Short task:
Output all the material that follows, exactly as given.

Information supplied:
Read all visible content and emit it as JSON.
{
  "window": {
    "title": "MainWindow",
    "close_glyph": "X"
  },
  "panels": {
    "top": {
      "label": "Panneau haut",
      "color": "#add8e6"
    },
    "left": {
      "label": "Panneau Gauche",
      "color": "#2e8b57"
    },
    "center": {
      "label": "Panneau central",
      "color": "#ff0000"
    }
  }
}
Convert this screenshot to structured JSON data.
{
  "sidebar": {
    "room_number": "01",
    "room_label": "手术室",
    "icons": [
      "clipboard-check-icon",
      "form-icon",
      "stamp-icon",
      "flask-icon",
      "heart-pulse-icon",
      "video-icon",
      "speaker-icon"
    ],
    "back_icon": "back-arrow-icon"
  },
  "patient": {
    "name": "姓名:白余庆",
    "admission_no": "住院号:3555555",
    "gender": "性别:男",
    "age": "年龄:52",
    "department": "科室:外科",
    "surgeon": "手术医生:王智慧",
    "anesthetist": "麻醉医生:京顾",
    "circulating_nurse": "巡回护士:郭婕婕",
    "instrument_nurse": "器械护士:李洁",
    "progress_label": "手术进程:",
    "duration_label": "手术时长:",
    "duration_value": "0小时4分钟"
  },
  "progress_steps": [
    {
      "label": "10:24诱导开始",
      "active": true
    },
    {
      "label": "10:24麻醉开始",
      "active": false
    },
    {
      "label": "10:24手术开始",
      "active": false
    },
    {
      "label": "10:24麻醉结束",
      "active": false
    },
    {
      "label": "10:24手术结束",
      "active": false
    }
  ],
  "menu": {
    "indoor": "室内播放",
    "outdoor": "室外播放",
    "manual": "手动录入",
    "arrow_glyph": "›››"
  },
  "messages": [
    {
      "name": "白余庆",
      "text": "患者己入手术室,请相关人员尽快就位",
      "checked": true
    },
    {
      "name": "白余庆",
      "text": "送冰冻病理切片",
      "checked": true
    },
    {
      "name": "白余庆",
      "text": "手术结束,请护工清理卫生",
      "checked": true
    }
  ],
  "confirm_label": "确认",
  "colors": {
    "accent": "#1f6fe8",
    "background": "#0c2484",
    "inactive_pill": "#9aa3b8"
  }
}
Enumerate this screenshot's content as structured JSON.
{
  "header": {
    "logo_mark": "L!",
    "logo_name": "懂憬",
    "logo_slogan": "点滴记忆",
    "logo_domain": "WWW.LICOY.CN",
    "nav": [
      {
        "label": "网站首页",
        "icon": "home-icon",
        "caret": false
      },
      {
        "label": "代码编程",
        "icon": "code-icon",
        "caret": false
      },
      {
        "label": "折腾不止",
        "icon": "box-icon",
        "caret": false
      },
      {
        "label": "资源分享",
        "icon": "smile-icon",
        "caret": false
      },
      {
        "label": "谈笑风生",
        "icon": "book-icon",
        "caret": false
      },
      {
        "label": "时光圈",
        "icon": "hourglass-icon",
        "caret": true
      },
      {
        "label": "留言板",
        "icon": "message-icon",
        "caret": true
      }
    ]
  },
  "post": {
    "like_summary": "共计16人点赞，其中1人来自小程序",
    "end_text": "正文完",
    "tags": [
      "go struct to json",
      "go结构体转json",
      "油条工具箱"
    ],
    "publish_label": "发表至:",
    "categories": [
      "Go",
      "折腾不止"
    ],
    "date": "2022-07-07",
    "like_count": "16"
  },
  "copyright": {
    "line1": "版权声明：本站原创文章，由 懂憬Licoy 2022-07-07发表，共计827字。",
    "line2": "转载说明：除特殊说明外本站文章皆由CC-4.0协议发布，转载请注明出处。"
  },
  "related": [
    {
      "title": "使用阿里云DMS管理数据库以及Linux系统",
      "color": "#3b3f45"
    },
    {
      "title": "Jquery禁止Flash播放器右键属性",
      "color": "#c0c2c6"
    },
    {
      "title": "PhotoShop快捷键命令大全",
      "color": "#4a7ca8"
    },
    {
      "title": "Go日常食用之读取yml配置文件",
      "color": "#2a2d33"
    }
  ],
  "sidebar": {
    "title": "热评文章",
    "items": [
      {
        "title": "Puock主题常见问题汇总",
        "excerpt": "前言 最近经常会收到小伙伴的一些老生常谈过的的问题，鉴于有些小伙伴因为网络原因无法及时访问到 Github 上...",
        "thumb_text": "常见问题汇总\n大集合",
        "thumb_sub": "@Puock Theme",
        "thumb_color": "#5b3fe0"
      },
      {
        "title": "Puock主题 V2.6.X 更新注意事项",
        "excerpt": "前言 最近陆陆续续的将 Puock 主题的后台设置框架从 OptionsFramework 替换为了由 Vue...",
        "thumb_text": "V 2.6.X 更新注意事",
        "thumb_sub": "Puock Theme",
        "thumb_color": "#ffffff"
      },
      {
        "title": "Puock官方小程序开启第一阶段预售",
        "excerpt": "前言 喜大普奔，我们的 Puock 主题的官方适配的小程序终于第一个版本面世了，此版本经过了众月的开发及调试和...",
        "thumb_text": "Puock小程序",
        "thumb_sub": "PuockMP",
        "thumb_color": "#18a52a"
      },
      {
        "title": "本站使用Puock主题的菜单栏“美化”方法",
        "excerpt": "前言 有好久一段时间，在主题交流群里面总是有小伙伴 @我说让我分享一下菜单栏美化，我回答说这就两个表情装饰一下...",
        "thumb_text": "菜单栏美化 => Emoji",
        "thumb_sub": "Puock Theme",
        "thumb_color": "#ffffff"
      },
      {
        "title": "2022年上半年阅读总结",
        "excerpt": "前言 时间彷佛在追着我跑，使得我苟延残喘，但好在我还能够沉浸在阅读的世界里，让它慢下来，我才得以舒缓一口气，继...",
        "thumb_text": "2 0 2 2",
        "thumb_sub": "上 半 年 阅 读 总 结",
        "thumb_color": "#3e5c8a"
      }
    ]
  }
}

Solution to the problem:
Read all visible content and emit it as JSON.
{
  "window": {
    "title": "MainWindow",
    "close_glyph": "X"
  },
  "panels": {
    "top": {
      "label": "Panneau haut",
      "color": "#add8e6"
    },
    "left": {
      "label": "Panneau Gauche",
      "color": "#2e8b57"
    },
    "center": {
      "label": "Panneau central",
      "color": "#ff0000"
    }
  }
}
Convert this screenshot to structured JSON data.
{
  "sidebar": {
    "room_number": "01",
    "room_label": "手术室",
    "icons": [
      "clipboard-check-icon",
      "form-icon",
      "stamp-icon",
      "flask-icon",
      "heart-pulse-icon",
      "video-icon",
      "speaker-icon"
    ],
    "back_icon": "back-arrow-icon"
  },
  "patient": {
    "name": "姓名:白余庆",
    "admission_no": "住院号:3555555",
    "gender": "性别:男",
    "age": "年龄:52",
    "department": "科室:外科",
    "surgeon": "手术医生:王智慧",
    "anesthetist": "麻醉医生:京顾",
    "circulating_nurse": "巡回护士:郭婕婕",
    "instrument_nurse": "器械护士:李洁",
    "progress_label": "手术进程:",
    "duration_label": "手术时长:",
    "duration_value": "0小时4分钟"
  },
  "progress_steps": [
    {
      "label": "10:24诱导开始",
      "active": true
    },
    {
      "label": "10:24麻醉开始",
      "active": false
    },
    {
      "label": "10:24手术开始",
      "active": false
    },
    {
      "label": "10:24麻醉结束",
      "active": false
    },
    {
      "label": "10:24手术结束",
      "active": false
    }
  ],
  "menu": {
    "indoor": "室内播放",
    "outdoor": "室外播放",
    "manual": "手动录入",
    "arrow_glyph": "›››"
  },
  "messages": [
    {
      "name": "白余庆",
      "text": "患者己入手术室,请相关人员尽快就位",
      "checked": true
    },
    {
      "name": "白余庆",
      "text": "送冰冻病理切片",
      "checked": true
    },
    {
      "name": "白余庆",
      "text": "手术结束,请护工清理卫生",
      "checked": true
    }
  ],
  "confirm_label": "确认",
  "colors": {
    "accent": "#1f6fe8",
    "background": "#0c2484",
    "inactive_pill": "#9aa3b8"
  }
}
Enumerate this screenshot's content as structured JSON.
{
  "header": {
    "logo_mark": "L!",
    "logo_name": "懂憬",
    "logo_slogan": "点滴记忆",
    "logo_domain": "WWW.LICOY.CN",
    "nav": [
      {
        "label": "网站首页",
        "icon": "home-icon",
        "caret": false
      },
      {
        "label": "代码编程",
        "icon": "code-icon",
        "caret": false
      },
      {
        "label": "折腾不止",
        "icon": "box-icon",
        "caret": false
      },
      {
        "label": "资源分享",
        "icon": "smile-icon",
        "caret": false
      },
      {
        "label": "谈笑风生",
        "icon": "book-icon",
        "caret": false
      },
      {
        "label": "时光圈",
        "icon": "hourglass-icon",
        "caret": true
      },
      {
        "label": "留言板",
        "icon": "message-icon",
        "caret": true
      }
    ]
  },
  "post": {
    "like_summary": "共计16人点赞，其中1人来自小程序",
    "end_text": "正文完",
    "tags": [
      "go struct to json",
      "go结构体转json",
      "油条工具箱"
    ],
    "publish_label": "发表至:",
    "categories": [
      "Go",
      "折腾不止"
    ],
    "date": "2022-07-07",
    "like_count": "16"
  },
  "copyright": {
    "line1": "版权声明：本站原创文章，由 懂憬Licoy 2022-07-07发表，共计827字。",
    "line2": "转载说明：除特殊说明外本站文章皆由CC-4.0协议发布，转载请注明出处。"
  },
  "related": [
    {
      "title": "使用阿里云DMS管理数据库以及Linux系统",
      "color": "#3b3f45"
    },
    {
      "title": "Jquery禁止Flash播放器右键属性",
      "color": "#c0c2c6"
    },
    {
      "title": "PhotoShop快捷键命令大全",
      "color": "#4a7ca8"
    },
    {
      "title": "Go日常食用之读取yml配置文件",
      "color": "#2a2d33"
    }
  ],
  "sidebar": {
    "title": "热评文章",
    "items": [
      {
        "title": "Puock主题常见问题汇总",
        "excerpt": "前言 最近经常会收到小伙伴的一些老生常谈过的的问题，鉴于有些小伙伴因为网络原因无法及时访问到 Github 上...",
        "thumb_text": "常见问题汇总\n大集合",
        "thumb_sub": "@Puock Theme",
        "thumb_color": "#5b3fe0"
      },
      {
        "title": "Puock主题 V2.6.X 更新注意事项",
        "excerpt": "前言 最近陆陆续续的将 Puock 主题的后台设置框架从 OptionsFramework 替换为了由 Vue...",
        "thumb_text": "V 2.6.X 更新注意事",
        "thumb_sub": "Puock Theme",
        "thumb_color": "#ffffff"
      },
      {
        "title": "Puock官方小程序开启第一阶段预售",
        "excerpt": "前言 喜大普奔，我们的 Puock 主题的官方适配的小程序终于第一个版本面世了，此版本经过了众月的开发及调试和...",
        "thumb_text": "Puock小程序",
        "thumb_sub": "PuockMP",
        "thumb_color": "#18a52a"
      },
      {
        "title": "本站使用Puock主题的菜单栏“美化”方法",
        "excerpt": "前言 有好久一段时间，在主题交流群里面总是有小伙伴 @我说让我分享一下菜单栏美化，我回答说这就两个表情装饰一下...",
        "thumb_text": "菜单栏美化 => Emoji",
        "thumb_sub": "Puock Theme",
        "thumb_color": "#ffffff"
      },
      {
        "title": "2022年上半年阅读总结",
        "excerpt": "前言 时间彷佛在追着我跑，使得我苟延残喘，但好在我还能够沉浸在阅读的世界里，让它慢下来，我才得以舒缓一口气，继...",
        "thumb_text": "2 0 2 2",
        "thumb_sub": "上 半 年 阅 读 总 结",
        "thumb_color": "#3e5c8a"
      }
    ]
  }
}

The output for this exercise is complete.